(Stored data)
— Start —
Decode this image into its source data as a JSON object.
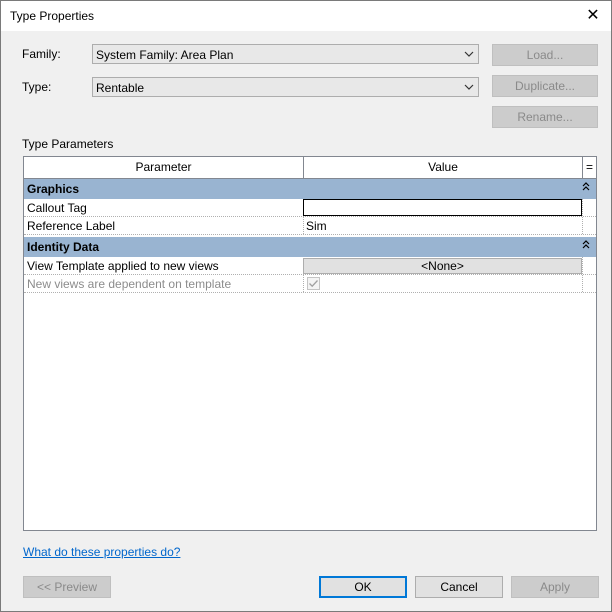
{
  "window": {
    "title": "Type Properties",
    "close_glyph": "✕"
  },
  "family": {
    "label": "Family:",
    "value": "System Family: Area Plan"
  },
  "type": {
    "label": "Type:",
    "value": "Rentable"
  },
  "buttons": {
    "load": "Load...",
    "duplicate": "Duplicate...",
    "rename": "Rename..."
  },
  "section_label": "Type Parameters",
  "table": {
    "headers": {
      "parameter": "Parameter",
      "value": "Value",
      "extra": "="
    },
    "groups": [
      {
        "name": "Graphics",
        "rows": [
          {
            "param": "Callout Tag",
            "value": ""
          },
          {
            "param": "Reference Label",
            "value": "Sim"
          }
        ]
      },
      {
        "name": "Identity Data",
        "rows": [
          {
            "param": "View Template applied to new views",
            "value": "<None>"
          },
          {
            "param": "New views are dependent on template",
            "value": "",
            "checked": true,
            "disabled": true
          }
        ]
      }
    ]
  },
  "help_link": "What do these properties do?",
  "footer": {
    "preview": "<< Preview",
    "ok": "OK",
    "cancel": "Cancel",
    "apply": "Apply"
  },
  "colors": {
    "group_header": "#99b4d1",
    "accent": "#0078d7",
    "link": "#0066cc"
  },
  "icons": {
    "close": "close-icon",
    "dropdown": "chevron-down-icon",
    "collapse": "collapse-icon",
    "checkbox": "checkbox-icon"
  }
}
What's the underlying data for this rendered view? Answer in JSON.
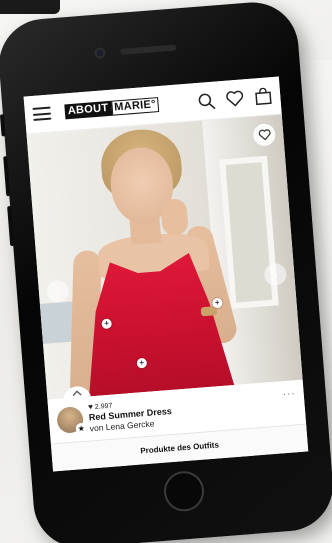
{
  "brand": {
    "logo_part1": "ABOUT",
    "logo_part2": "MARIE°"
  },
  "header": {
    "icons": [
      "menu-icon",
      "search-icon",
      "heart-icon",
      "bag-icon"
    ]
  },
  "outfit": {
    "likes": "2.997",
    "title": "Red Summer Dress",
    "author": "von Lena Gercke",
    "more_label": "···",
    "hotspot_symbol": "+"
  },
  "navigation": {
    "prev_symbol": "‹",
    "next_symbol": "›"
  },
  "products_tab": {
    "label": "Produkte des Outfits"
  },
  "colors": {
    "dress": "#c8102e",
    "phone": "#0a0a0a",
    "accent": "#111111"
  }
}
— End —
WHAT THIS TASK INVOLVES: Repeat the material above in full and exactly, apart from the pictures.

TASK RESPONSE:
Decode this image into its source data as a JSON object.
{
  "window": {
    "title": "Type Properties",
    "close_glyph": "✕"
  },
  "family": {
    "label": "Family:",
    "value": "System Family: Area Plan"
  },
  "type": {
    "label": "Type:",
    "value": "Rentable"
  },
  "buttons": {
    "load": "Load...",
    "duplicate": "Duplicate...",
    "rename": "Rename..."
  },
  "section_label": "Type Parameters",
  "table": {
    "headers": {
      "parameter": "Parameter",
      "value": "Value",
      "extra": "="
    },
    "groups": [
      {
        "name": "Graphics",
        "rows": [
          {
            "param": "Callout Tag",
            "value": ""
          },
          {
            "param": "Reference Label",
            "value": "Sim"
          }
        ]
      },
      {
        "name": "Identity Data",
        "rows": [
          {
            "param": "View Template applied to new views",
            "value": "<None>"
          },
          {
            "param": "New views are dependent on template",
            "value": "",
            "checked": true,
            "disabled": true
          }
        ]
      }
    ]
  },
  "help_link": "What do these properties do?",
  "footer": {
    "preview": "<< Preview",
    "ok": "OK",
    "cancel": "Cancel",
    "apply": "Apply"
  },
  "colors": {
    "group_header": "#99b4d1",
    "accent": "#0078d7",
    "link": "#0066cc"
  },
  "icons": {
    "close": "close-icon",
    "dropdown": "chevron-down-icon",
    "collapse": "collapse-icon",
    "checkbox": "checkbox-icon"
  }
}
What's the underlying data for this rendered view? Answer in JSON.
{
  "brand": {
    "logo_part1": "ABOUT",
    "logo_part2": "MARIE°"
  },
  "header": {
    "icons": [
      "menu-icon",
      "search-icon",
      "heart-icon",
      "bag-icon"
    ]
  },
  "outfit": {
    "likes": "2.997",
    "title": "Red Summer Dress",
    "author": "von Lena Gercke",
    "more_label": "···",
    "hotspot_symbol": "+"
  },
  "navigation": {
    "prev_symbol": "‹",
    "next_symbol": "›"
  },
  "products_tab": {
    "label": "Produkte des Outfits"
  },
  "colors": {
    "dress": "#c8102e",
    "phone": "#0a0a0a",
    "accent": "#111111"
  }
}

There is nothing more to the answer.